■ GIVEN INSTRUCTION ■
Using the listing below, report all lines holding the word "intercept".

[Figure dataset records]
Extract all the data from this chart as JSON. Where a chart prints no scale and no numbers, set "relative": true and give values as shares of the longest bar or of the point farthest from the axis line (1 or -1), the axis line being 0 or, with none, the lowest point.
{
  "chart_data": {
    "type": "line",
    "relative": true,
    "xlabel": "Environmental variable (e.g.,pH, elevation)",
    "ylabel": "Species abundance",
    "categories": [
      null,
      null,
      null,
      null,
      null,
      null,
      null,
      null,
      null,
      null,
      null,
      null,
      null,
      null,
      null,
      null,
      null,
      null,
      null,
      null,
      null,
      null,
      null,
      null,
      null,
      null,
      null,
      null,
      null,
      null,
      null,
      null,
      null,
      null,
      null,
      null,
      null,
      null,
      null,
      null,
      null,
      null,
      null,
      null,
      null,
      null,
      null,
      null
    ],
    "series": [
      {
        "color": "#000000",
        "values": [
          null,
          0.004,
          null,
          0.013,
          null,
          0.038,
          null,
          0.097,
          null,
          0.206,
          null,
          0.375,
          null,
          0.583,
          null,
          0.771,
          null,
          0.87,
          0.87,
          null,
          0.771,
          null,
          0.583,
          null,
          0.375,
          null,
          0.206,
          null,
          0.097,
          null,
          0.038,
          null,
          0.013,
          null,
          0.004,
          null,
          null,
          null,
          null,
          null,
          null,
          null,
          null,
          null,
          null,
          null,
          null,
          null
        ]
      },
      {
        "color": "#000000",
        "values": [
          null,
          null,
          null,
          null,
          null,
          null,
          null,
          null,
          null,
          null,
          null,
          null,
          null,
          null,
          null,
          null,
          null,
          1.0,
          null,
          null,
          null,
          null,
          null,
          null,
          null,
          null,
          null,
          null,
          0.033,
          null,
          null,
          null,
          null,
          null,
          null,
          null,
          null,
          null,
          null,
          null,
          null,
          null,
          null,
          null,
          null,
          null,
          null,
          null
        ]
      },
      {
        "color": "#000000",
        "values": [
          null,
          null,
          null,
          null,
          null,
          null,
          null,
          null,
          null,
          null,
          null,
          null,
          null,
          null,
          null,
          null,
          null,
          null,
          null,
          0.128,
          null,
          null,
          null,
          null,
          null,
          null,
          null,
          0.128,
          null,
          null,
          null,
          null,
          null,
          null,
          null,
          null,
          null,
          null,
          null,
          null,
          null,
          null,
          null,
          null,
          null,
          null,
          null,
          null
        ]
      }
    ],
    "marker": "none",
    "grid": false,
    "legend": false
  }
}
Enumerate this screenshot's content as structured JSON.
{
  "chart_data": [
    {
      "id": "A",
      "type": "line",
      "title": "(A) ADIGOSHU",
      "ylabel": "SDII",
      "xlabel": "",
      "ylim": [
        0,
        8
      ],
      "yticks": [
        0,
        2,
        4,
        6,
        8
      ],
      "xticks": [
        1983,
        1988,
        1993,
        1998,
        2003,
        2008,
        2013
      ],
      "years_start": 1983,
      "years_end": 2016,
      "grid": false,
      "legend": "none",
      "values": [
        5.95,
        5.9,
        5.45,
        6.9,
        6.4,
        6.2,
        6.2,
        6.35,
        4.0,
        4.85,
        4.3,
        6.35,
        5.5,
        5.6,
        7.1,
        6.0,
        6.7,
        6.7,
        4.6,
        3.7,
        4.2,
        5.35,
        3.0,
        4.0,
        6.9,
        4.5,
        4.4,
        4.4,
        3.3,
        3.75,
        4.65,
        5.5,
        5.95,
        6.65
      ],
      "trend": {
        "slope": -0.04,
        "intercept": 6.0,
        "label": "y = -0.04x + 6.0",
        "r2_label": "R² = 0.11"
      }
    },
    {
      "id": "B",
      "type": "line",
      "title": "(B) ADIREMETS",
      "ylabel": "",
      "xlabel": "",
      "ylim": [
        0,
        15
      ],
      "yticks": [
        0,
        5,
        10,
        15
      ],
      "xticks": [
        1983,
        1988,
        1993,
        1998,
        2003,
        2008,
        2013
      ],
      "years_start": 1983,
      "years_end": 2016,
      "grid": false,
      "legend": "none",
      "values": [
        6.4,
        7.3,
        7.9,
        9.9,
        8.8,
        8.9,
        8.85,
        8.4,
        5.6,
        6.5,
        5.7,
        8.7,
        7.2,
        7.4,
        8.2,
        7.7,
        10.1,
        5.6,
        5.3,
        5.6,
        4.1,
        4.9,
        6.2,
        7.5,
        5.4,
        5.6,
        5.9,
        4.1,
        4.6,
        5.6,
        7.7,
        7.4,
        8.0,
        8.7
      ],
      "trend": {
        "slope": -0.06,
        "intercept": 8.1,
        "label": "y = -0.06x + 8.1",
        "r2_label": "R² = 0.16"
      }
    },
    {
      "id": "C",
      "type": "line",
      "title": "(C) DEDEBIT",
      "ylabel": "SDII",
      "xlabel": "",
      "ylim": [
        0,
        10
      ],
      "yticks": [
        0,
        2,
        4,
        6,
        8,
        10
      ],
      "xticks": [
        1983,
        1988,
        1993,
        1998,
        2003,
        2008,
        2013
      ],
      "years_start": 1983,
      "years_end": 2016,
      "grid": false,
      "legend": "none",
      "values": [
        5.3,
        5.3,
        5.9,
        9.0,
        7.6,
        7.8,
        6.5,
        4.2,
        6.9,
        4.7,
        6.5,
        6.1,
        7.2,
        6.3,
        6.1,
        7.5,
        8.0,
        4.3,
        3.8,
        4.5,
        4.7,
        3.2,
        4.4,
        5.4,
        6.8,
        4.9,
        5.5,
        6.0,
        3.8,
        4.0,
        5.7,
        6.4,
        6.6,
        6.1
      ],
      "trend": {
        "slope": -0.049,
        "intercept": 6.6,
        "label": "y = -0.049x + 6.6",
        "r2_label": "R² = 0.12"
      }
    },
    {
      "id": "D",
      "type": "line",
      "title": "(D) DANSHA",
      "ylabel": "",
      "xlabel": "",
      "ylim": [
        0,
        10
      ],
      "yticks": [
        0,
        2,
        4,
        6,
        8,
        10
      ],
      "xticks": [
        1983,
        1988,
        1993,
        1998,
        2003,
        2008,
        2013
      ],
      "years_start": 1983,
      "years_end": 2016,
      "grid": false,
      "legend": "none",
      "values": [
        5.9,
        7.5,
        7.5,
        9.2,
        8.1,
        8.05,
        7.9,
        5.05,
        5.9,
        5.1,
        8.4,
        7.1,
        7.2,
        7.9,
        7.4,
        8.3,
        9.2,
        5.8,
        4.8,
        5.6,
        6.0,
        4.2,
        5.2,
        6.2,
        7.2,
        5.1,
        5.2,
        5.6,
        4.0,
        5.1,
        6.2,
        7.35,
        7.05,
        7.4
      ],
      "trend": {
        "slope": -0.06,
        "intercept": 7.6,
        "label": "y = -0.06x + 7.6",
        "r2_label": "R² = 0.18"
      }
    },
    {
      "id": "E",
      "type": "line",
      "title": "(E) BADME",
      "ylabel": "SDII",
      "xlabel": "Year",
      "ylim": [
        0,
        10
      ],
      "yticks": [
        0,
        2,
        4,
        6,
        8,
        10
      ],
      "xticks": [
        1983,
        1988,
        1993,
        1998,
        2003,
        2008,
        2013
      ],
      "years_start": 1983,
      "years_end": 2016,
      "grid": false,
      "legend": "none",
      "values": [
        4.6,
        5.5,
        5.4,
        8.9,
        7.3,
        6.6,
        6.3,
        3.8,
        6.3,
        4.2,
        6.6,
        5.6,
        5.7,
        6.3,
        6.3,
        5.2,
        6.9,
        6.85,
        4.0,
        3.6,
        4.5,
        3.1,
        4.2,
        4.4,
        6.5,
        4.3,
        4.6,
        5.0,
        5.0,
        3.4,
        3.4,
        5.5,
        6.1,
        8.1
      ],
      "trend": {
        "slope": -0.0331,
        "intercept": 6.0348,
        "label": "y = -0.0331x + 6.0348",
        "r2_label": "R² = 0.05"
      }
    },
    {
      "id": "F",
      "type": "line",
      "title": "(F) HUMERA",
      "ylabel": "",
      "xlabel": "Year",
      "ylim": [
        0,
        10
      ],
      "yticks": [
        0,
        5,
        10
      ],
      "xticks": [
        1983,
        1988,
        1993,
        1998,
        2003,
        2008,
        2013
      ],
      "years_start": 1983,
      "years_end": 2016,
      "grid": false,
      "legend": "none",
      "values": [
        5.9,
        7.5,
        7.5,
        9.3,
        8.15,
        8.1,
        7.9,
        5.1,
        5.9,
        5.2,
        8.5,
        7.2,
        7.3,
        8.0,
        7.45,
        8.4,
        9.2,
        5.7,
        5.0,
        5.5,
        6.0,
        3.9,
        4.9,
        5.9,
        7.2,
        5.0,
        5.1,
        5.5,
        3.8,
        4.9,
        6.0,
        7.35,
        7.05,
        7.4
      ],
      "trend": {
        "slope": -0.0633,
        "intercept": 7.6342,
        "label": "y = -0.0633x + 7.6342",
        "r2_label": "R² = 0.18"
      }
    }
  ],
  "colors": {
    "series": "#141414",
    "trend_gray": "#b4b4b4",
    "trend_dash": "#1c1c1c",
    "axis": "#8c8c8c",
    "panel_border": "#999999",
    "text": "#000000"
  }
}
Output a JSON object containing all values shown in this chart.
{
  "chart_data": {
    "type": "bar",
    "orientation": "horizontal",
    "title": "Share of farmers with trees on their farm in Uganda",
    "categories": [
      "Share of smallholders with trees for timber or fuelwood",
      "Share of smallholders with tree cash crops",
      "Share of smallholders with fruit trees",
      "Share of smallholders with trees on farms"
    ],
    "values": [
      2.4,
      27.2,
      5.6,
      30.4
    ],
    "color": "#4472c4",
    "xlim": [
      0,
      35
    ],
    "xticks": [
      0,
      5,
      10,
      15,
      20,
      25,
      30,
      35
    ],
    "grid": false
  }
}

■ SOLUTION TO THE PROBLEM ■
        "intercept": 6.0,
        "intercept": 8.1,
        "intercept": 6.6,
        "intercept": 7.6,
        "intercept": 6.0348,
        "intercept": 7.6342,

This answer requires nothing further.